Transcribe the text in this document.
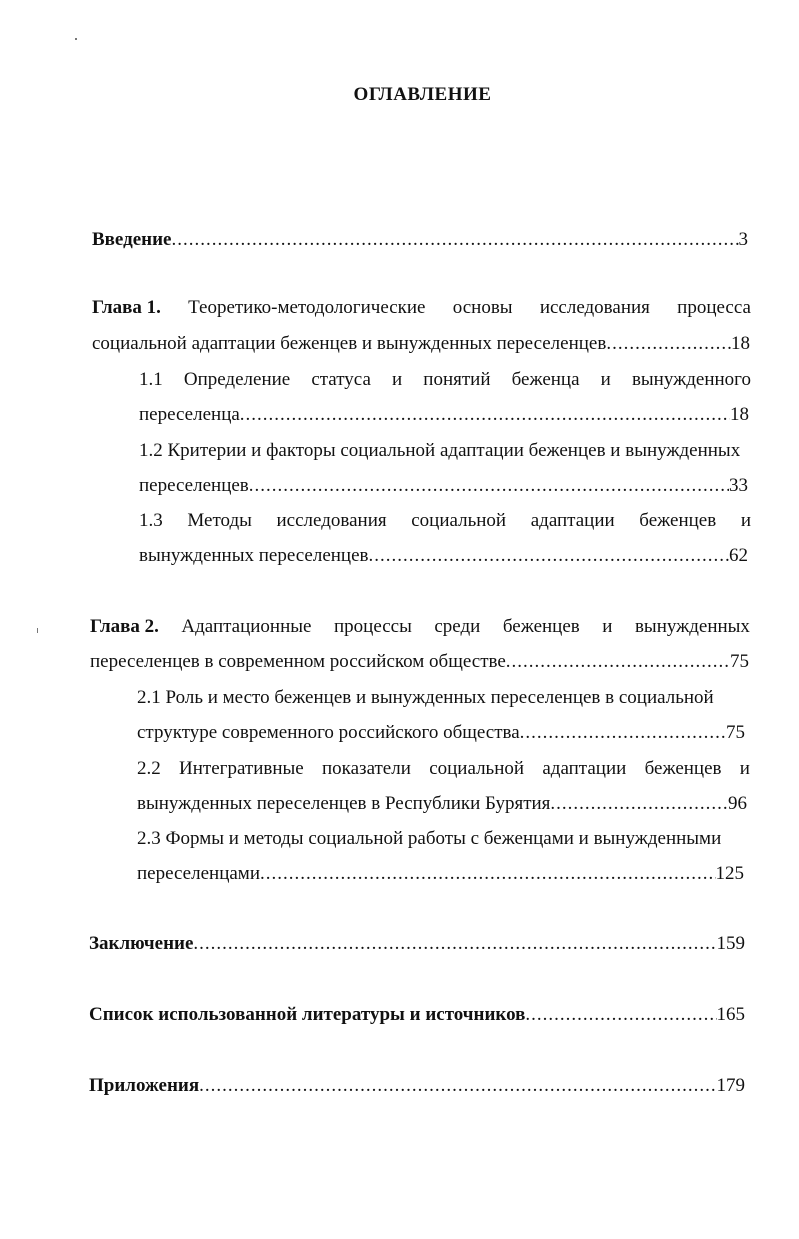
ОГЛАВЛЕНИЕ
Введение .....	3
Глава 1. Теоретико-методологические основы исследования процесса
социальной адаптации беженцев и вынужденных переселенцев .....	18
1.1 Определение статуса и понятий беженца и вынужденного
переселенца .....	18
1.2 Критерии и факторы социальной адаптации беженцев и вынужденных
переселенцев .....	33
1.3 Методы исследования социальной адаптации беженцев и
вынужденных переселенцев .....	62
Глава 2. Адаптационные процессы среди беженцев и вынужденных
переселенцев в современном российском обществе .....	75
2.1 Роль и место беженцев и вынужденных переселенцев в социальной
структуре современного российского общества .....	75
2.2 Интегративные показатели социальной адаптации беженцев и
вынужденных переселенцев в Республики Бурятия .....	96
2.3 Формы и методы социальной работы с беженцами и вынужденными
переселенцами .....	125
Заключение .....	159
Список использованной литературы и источников .....	165
Приложения .....	179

★ ★ ★ ★ ★ ★ ★

__Exercise directions__.
The records are above. How many lines in them contain the word "вынужденных"? Give the number alone.

__Solution below__.
6